Goal:
All of the data that follows should be retyped exactly, please, except the pictures.

Listed records:
******
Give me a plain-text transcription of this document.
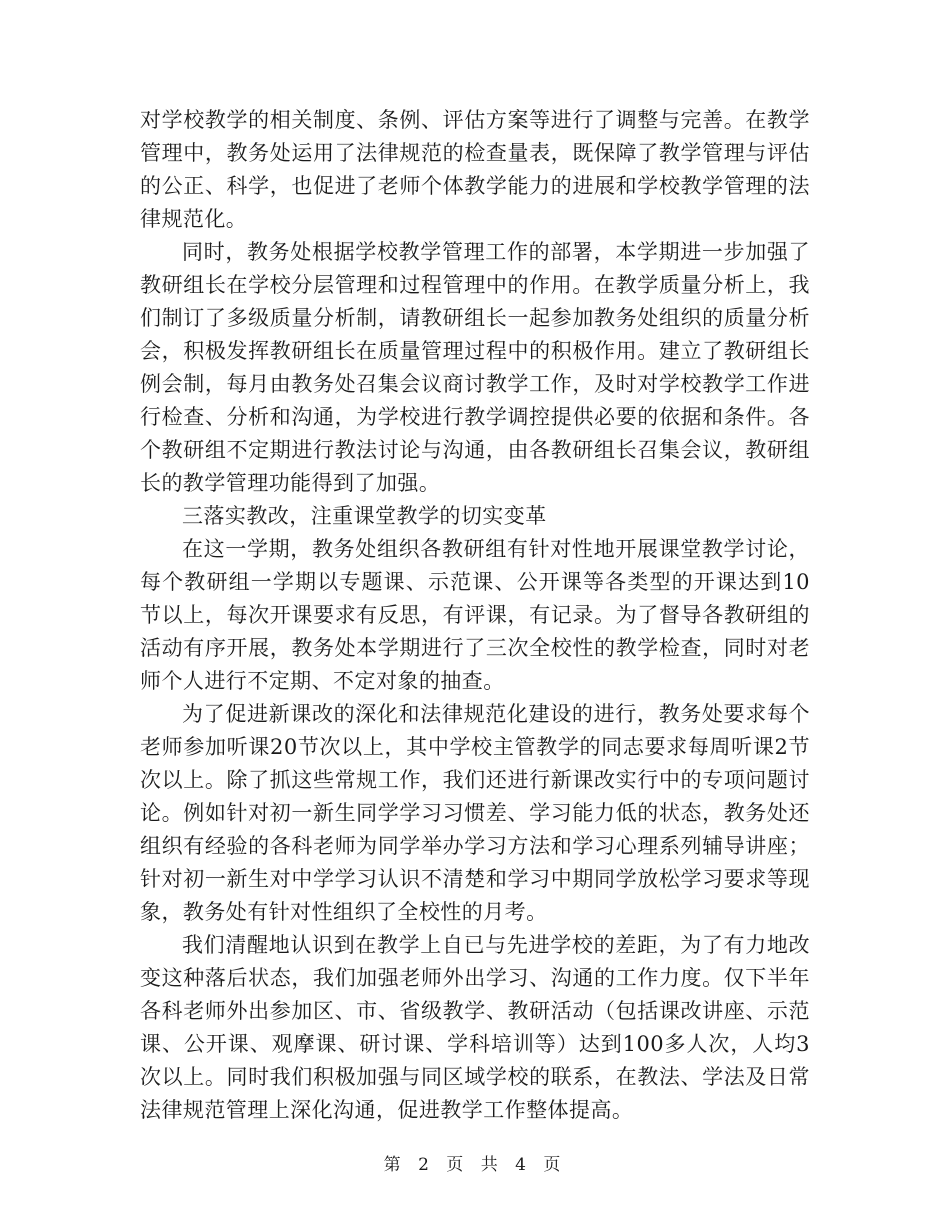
对学校教学的相关制度、条例、评估方案等进行了调整与完善。在教学管理中，教务处运用了法律规范的检查量表，既保障了教学管理与评估的公正、科学，也促进了老师个体教学能力的进展和学校教学管理的法律规范化。

同时，教务处根据学校教学管理工作的部署，本学期进一步加强了教研组长在学校分层管理和过程管理中的作用。在教学质量分析上，我们制订了多级质量分析制，请教研组长一起参加教务处组织的质量分析会，积极发挥教研组长在质量管理过程中的积极作用。建立了教研组长例会制，每月由教务处召集会议商讨教学工作，及时对学校教学工作进行检查、分析和沟通，为学校进行教学调控提供必要的依据和条件。各个教研组不定期进行教法讨论与沟通，由各教研组长召集会议，教研组长的教学管理功能得到了加强。

三落实教改，注重课堂教学的切实变革

在这一学期，教务处组织各教研组有针对性地开展课堂教学讨论，每个教研组一学期以专题课、示范课、公开课等各类型的开课达到10节以上，每次开课要求有反思，有评课，有记录。为了督导各教研组的活动有序开展，教务处本学期进行了三次全校性的教学检查，同时对老师个人进行不定期、不定对象的抽查。

为了促进新课改的深化和法律规范化建设的进行，教务处要求每个老师参加听课20节次以上，其中学校主管教学的同志要求每周听课2节次以上。除了抓这些常规工作，我们还进行新课改实行中的专项问题讨论。例如针对初一新生同学学习习惯差、学习能力低的状态，教务处还组织有经验的各科老师为同学举办学习方法和学习心理系列辅导讲座；针对初一新生对中学学习认识不清楚和学习中期同学放松学习要求等现象，教务处有针对性组织了全校性的月考。

我们清醒地认识到在教学上自已与先进学校的差距，为了有力地改变这种落后状态，我们加强老师外出学习、沟通的工作力度。仅下半年各科老师外出参加区、市、省级教学、教研活动（包括课改讲座、示范课、公开课、观摩课、研讨课、学科培训等）达到100多人次，人均3次以上。同时我们积极加强与同区域学校的联系，在教法、学法及日常法律规范管理上深化沟通，促进教学工作整体提高。

第 2 页 共 4 页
******
Full solution:
Give me a plain-text transcription of this document.
对学校教学的相关制度、条例、评估方案等进行了调整与完善。在教学管理中，教务处运用了法律规范的检查量表，既保障了教学管理与评估的公正、科学，也促进了老师个体教学能力的进展和学校教学管理的法律规范化。

同时，教务处根据学校教学管理工作的部署，本学期进一步加强了教研组长在学校分层管理和过程管理中的作用。在教学质量分析上，我们制订了多级质量分析制，请教研组长一起参加教务处组织的质量分析会，积极发挥教研组长在质量管理过程中的积极作用。建立了教研组长例会制，每月由教务处召集会议商讨教学工作，及时对学校教学工作进行检查、分析和沟通，为学校进行教学调控提供必要的依据和条件。各个教研组不定期进行教法讨论与沟通，由各教研组长召集会议，教研组长的教学管理功能得到了加强。

三落实教改，注重课堂教学的切实变革

在这一学期，教务处组织各教研组有针对性地开展课堂教学讨论，每个教研组一学期以专题课、示范课、公开课等各类型的开课达到10节以上，每次开课要求有反思，有评课，有记录。为了督导各教研组的活动有序开展，教务处本学期进行了三次全校性的教学检查，同时对老师个人进行不定期、不定对象的抽查。

为了促进新课改的深化和法律规范化建设的进行，教务处要求每个老师参加听课20节次以上，其中学校主管教学的同志要求每周听课2节次以上。除了抓这些常规工作，我们还进行新课改实行中的专项问题讨论。例如针对初一新生同学学习习惯差、学习能力低的状态，教务处还组织有经验的各科老师为同学举办学习方法和学习心理系列辅导讲座；针对初一新生对中学学习认识不清楚和学习中期同学放松学习要求等现象，教务处有针对性组织了全校性的月考。

我们清醒地认识到在教学上自已与先进学校的差距，为了有力地改变这种落后状态，我们加强老师外出学习、沟通的工作力度。仅下半年各科老师外出参加区、市、省级教学、教研活动（包括课改讲座、示范课、公开课、观摩课、研讨课、学科培训等）达到100多人次，人均3次以上。同时我们积极加强与同区域学校的联系，在教法、学法及日常法律规范管理上深化沟通，促进教学工作整体提高。

第 2 页 共 4 页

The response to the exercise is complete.